** INSTRUCTION **
Return the records word for word. Any pictures in them are not part of the copy.

begin

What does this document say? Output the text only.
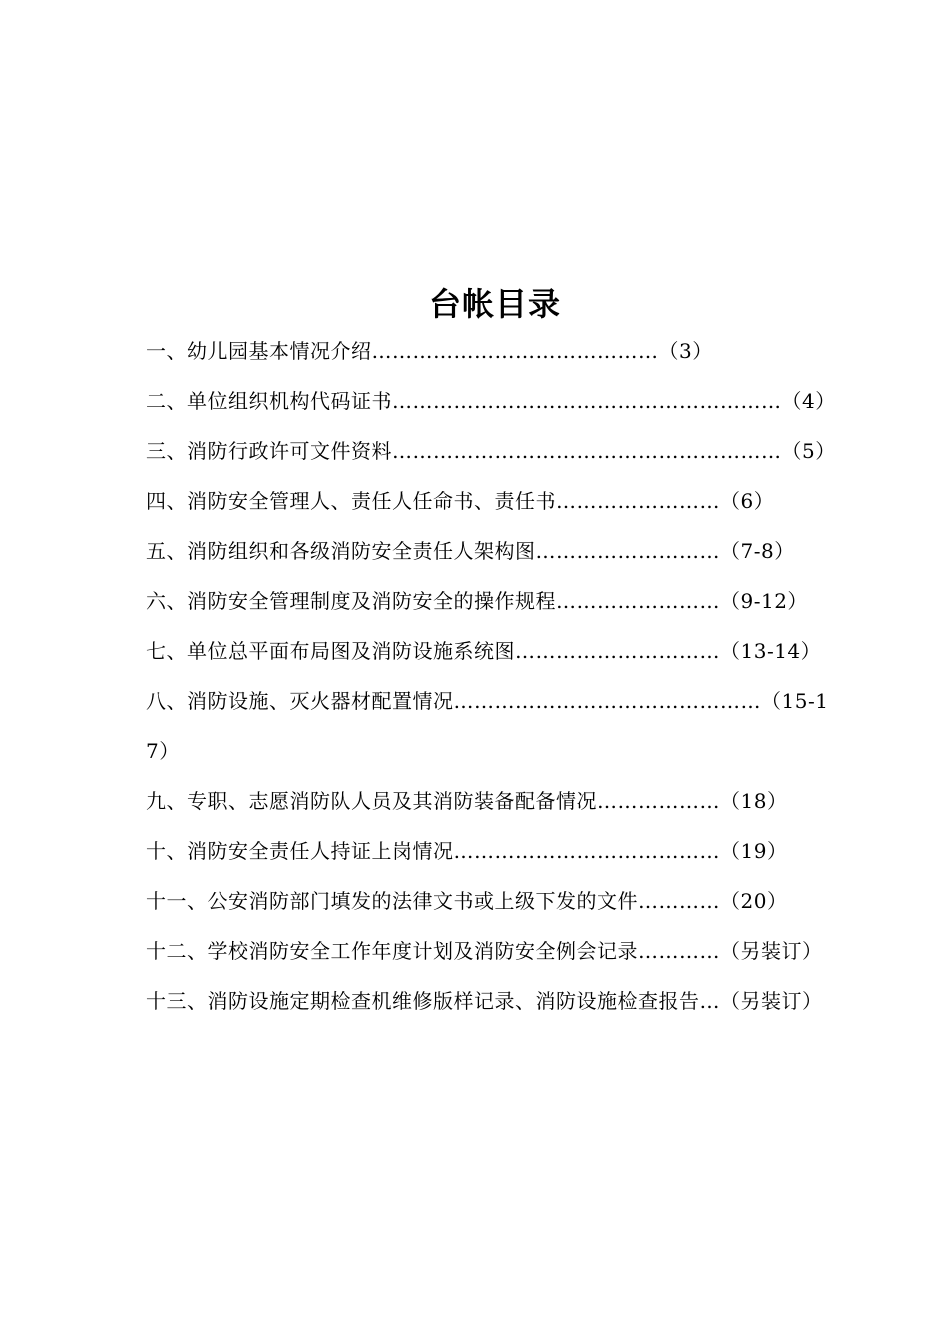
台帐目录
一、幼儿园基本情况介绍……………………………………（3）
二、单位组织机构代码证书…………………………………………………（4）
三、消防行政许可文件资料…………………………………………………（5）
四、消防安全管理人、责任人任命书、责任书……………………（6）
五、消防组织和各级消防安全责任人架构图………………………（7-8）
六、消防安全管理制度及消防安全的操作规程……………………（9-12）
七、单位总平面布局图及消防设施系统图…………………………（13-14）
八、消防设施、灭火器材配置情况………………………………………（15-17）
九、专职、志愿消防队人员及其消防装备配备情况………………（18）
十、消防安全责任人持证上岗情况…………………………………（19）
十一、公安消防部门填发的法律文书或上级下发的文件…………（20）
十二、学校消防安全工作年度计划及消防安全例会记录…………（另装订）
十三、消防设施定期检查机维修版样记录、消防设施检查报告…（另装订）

end

** EXERCISE RESULT **
What does this document say? Output the text only.
台帐目录
一、幼儿园基本情况介绍……………………………………（3）
二、单位组织机构代码证书…………………………………………………（4）
三、消防行政许可文件资料…………………………………………………（5）
四、消防安全管理人、责任人任命书、责任书……………………（6）
五、消防组织和各级消防安全责任人架构图………………………（7-8）
六、消防安全管理制度及消防安全的操作规程……………………（9-12）
七、单位总平面布局图及消防设施系统图…………………………（13-14）
八、消防设施、灭火器材配置情况………………………………………（15-17）
九、专职、志愿消防队人员及其消防装备配备情况………………（18）
十、消防安全责任人持证上岗情况…………………………………（19）
十一、公安消防部门填发的法律文书或上级下发的文件…………（20）
十二、学校消防安全工作年度计划及消防安全例会记录…………（另装订）
十三、消防设施定期检查机维修版样记录、消防设施检查报告…（另装订）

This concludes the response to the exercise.